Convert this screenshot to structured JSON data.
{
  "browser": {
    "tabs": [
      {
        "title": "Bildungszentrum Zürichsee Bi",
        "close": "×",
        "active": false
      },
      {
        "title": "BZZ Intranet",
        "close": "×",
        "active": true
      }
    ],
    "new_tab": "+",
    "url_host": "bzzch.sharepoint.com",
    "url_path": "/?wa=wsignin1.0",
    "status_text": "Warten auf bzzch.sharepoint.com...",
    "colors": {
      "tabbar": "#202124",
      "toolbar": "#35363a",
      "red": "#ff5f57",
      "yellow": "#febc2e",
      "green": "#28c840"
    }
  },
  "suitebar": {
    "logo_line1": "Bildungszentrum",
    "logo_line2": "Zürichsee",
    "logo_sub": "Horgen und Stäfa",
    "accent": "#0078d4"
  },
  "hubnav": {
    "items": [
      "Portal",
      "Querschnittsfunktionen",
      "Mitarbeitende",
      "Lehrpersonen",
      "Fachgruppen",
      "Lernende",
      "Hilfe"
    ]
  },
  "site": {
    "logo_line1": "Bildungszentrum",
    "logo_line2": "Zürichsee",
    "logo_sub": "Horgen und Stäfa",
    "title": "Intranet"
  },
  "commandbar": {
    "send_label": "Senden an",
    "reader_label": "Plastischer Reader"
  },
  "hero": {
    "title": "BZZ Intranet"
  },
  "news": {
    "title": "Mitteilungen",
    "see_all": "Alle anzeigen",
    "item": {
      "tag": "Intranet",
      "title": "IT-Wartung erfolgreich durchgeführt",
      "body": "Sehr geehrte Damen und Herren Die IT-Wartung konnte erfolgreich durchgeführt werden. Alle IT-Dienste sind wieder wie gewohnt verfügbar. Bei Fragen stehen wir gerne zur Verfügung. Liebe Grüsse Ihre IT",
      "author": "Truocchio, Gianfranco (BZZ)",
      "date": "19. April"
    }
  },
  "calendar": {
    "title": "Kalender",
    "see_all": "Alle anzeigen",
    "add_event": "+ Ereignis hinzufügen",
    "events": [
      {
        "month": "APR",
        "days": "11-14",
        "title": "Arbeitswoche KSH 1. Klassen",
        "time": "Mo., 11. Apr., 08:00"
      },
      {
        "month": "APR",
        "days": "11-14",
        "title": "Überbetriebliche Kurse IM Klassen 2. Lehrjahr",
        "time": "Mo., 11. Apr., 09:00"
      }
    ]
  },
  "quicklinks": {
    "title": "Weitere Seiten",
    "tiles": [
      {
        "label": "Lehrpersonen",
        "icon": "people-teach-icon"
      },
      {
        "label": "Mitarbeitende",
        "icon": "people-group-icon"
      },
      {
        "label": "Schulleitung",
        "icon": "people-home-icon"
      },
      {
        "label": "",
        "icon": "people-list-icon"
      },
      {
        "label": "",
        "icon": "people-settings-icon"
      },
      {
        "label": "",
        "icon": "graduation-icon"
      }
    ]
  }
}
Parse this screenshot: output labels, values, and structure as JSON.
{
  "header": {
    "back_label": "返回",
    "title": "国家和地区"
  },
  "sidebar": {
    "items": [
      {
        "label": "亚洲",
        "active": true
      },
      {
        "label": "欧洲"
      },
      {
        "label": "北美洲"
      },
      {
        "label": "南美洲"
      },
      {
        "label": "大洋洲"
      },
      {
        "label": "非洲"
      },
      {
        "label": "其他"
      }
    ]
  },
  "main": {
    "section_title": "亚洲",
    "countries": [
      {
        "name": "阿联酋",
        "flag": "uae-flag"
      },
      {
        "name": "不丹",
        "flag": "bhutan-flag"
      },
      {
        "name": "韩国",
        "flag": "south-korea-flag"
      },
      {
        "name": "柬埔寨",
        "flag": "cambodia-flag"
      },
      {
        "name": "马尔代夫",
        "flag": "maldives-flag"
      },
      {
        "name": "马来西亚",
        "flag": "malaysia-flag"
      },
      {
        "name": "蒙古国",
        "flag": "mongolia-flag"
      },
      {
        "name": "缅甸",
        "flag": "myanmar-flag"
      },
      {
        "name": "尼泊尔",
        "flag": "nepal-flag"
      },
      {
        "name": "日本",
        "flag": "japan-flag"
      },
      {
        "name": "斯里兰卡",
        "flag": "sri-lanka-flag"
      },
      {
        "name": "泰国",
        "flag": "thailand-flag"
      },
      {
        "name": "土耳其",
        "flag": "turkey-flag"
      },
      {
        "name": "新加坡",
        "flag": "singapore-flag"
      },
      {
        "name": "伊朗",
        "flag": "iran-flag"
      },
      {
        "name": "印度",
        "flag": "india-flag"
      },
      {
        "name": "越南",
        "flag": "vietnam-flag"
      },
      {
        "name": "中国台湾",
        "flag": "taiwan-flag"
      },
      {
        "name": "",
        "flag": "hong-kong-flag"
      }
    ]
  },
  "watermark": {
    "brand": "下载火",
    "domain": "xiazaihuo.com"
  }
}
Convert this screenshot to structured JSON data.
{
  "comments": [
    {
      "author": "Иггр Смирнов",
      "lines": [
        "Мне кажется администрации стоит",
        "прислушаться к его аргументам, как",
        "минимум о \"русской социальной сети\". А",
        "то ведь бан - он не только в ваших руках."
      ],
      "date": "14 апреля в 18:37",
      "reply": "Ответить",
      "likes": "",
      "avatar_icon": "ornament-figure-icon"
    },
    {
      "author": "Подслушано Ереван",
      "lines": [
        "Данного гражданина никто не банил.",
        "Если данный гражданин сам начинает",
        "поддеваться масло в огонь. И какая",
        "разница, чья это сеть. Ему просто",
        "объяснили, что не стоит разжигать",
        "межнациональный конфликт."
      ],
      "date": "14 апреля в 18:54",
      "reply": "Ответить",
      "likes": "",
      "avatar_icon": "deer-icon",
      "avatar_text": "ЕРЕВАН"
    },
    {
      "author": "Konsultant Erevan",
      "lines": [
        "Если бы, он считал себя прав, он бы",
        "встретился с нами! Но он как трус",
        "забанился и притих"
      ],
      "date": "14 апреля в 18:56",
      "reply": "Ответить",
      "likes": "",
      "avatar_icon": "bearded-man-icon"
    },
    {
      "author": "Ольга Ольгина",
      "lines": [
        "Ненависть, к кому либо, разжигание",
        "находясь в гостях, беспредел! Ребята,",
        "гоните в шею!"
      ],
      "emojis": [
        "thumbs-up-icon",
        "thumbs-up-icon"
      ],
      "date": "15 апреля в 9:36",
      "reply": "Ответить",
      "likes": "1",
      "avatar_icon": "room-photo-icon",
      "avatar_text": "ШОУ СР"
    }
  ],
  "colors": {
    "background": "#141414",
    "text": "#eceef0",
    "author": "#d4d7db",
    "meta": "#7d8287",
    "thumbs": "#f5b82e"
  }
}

* * * * * * * * *

PROBLEM TO SOLVE:
Extract the complete data, matching each line exactly.

EXERCISE ANSWER:
Convert this screenshot to structured JSON data.
{
  "browser": {
    "tabs": [
      {
        "title": "Bildungszentrum Zürichsee Bi",
        "close": "×",
        "active": false
      },
      {
        "title": "BZZ Intranet",
        "close": "×",
        "active": true
      }
    ],
    "new_tab": "+",
    "url_host": "bzzch.sharepoint.com",
    "url_path": "/?wa=wsignin1.0",
    "status_text": "Warten auf bzzch.sharepoint.com...",
    "colors": {
      "tabbar": "#202124",
      "toolbar": "#35363a",
      "red": "#ff5f57",
      "yellow": "#febc2e",
      "green": "#28c840"
    }
  },
  "suitebar": {
    "logo_line1": "Bildungszentrum",
    "logo_line2": "Zürichsee",
    "logo_sub": "Horgen und Stäfa",
    "accent": "#0078d4"
  },
  "hubnav": {
    "items": [
      "Portal",
      "Querschnittsfunktionen",
      "Mitarbeitende",
      "Lehrpersonen",
      "Fachgruppen",
      "Lernende",
      "Hilfe"
    ]
  },
  "site": {
    "logo_line1": "Bildungszentrum",
    "logo_line2": "Zürichsee",
    "logo_sub": "Horgen und Stäfa",
    "title": "Intranet"
  },
  "commandbar": {
    "send_label": "Senden an",
    "reader_label": "Plastischer Reader"
  },
  "hero": {
    "title": "BZZ Intranet"
  },
  "news": {
    "title": "Mitteilungen",
    "see_all": "Alle anzeigen",
    "item": {
      "tag": "Intranet",
      "title": "IT-Wartung erfolgreich durchgeführt",
      "body": "Sehr geehrte Damen und Herren Die IT-Wartung konnte erfolgreich durchgeführt werden. Alle IT-Dienste sind wieder wie gewohnt verfügbar. Bei Fragen stehen wir gerne zur Verfügung. Liebe Grüsse Ihre IT",
      "author": "Truocchio, Gianfranco (BZZ)",
      "date": "19. April"
    }
  },
  "calendar": {
    "title": "Kalender",
    "see_all": "Alle anzeigen",
    "add_event": "+ Ereignis hinzufügen",
    "events": [
      {
        "month": "APR",
        "days": "11-14",
        "title": "Arbeitswoche KSH 1. Klassen",
        "time": "Mo., 11. Apr., 08:00"
      },
      {
        "month": "APR",
        "days": "11-14",
        "title": "Überbetriebliche Kurse IM Klassen 2. Lehrjahr",
        "time": "Mo., 11. Apr., 09:00"
      }
    ]
  },
  "quicklinks": {
    "title": "Weitere Seiten",
    "tiles": [
      {
        "label": "Lehrpersonen",
        "icon": "people-teach-icon"
      },
      {
        "label": "Mitarbeitende",
        "icon": "people-group-icon"
      },
      {
        "label": "Schulleitung",
        "icon": "people-home-icon"
      },
      {
        "label": "",
        "icon": "people-list-icon"
      },
      {
        "label": "",
        "icon": "people-settings-icon"
      },
      {
        "label": "",
        "icon": "graduation-icon"
      }
    ]
  }
}
Parse this screenshot: output labels, values, and structure as JSON.
{
  "header": {
    "back_label": "返回",
    "title": "国家和地区"
  },
  "sidebar": {
    "items": [
      {
        "label": "亚洲",
        "active": true
      },
      {
        "label": "欧洲"
      },
      {
        "label": "北美洲"
      },
      {
        "label": "南美洲"
      },
      {
        "label": "大洋洲"
      },
      {
        "label": "非洲"
      },
      {
        "label": "其他"
      }
    ]
  },
  "main": {
    "section_title": "亚洲",
    "countries": [
      {
        "name": "阿联酋",
        "flag": "uae-flag"
      },
      {
        "name": "不丹",
        "flag": "bhutan-flag"
      },
      {
        "name": "韩国",
        "flag": "south-korea-flag"
      },
      {
        "name": "柬埔寨",
        "flag": "cambodia-flag"
      },
      {
        "name": "马尔代夫",
        "flag": "maldives-flag"
      },
      {
        "name": "马来西亚",
        "flag": "malaysia-flag"
      },
      {
        "name": "蒙古国",
        "flag": "mongolia-flag"
      },
      {
        "name": "缅甸",
        "flag": "myanmar-flag"
      },
      {
        "name": "尼泊尔",
        "flag": "nepal-flag"
      },
      {
        "name": "日本",
        "flag": "japan-flag"
      },
      {
        "name": "斯里兰卡",
        "flag": "sri-lanka-flag"
      },
      {
        "name": "泰国",
        "flag": "thailand-flag"
      },
      {
        "name": "土耳其",
        "flag": "turkey-flag"
      },
      {
        "name": "新加坡",
        "flag": "singapore-flag"
      },
      {
        "name": "伊朗",
        "flag": "iran-flag"
      },
      {
        "name": "印度",
        "flag": "india-flag"
      },
      {
        "name": "越南",
        "flag": "vietnam-flag"
      },
      {
        "name": "中国台湾",
        "flag": "taiwan-flag"
      },
      {
        "name": "",
        "flag": "hong-kong-flag"
      }
    ]
  },
  "watermark": {
    "brand": "下载火",
    "domain": "xiazaihuo.com"
  }
}
Convert this screenshot to structured JSON data.
{
  "comments": [
    {
      "author": "Иггр Смирнов",
      "lines": [
        "Мне кажется администрации стоит",
        "прислушаться к его аргументам, как",
        "минимум о \"русской социальной сети\". А",
        "то ведь бан - он не только в ваших руках."
      ],
      "date": "14 апреля в 18:37",
      "reply": "Ответить",
      "likes": "",
      "avatar_icon": "ornament-figure-icon"
    },
    {
      "author": "Подслушано Ереван",
      "lines": [
        "Данного гражданина никто не банил.",
        "Если данный гражданин сам начинает",
        "поддеваться масло в огонь. И какая",
        "разница, чья это сеть. Ему просто",
        "объяснили, что не стоит разжигать",
        "межнациональный конфликт."
      ],
      "date": "14 апреля в 18:54",
      "reply": "Ответить",
      "likes": "",
      "avatar_icon": "deer-icon",
      "avatar_text": "ЕРЕВАН"
    },
    {
      "author": "Konsultant Erevan",
      "lines": [
        "Если бы, он считал себя прав, он бы",
        "встретился с нами! Но он как трус",
        "забанился и притих"
      ],
      "date": "14 апреля в 18:56",
      "reply": "Ответить",
      "likes": "",
      "avatar_icon": "bearded-man-icon"
    },
    {
      "author": "Ольга Ольгина",
      "lines": [
        "Ненависть, к кому либо, разжигание",
        "находясь в гостях, беспредел! Ребята,",
        "гоните в шею!"
      ],
      "emojis": [
        "thumbs-up-icon",
        "thumbs-up-icon"
      ],
      "date": "15 апреля в 9:36",
      "reply": "Ответить",
      "likes": "1",
      "avatar_icon": "room-photo-icon",
      "avatar_text": "ШОУ СР"
    }
  ],
  "colors": {
    "background": "#141414",
    "text": "#eceef0",
    "author": "#d4d7db",
    "meta": "#7d8287",
    "thumbs": "#f5b82e"
  }
}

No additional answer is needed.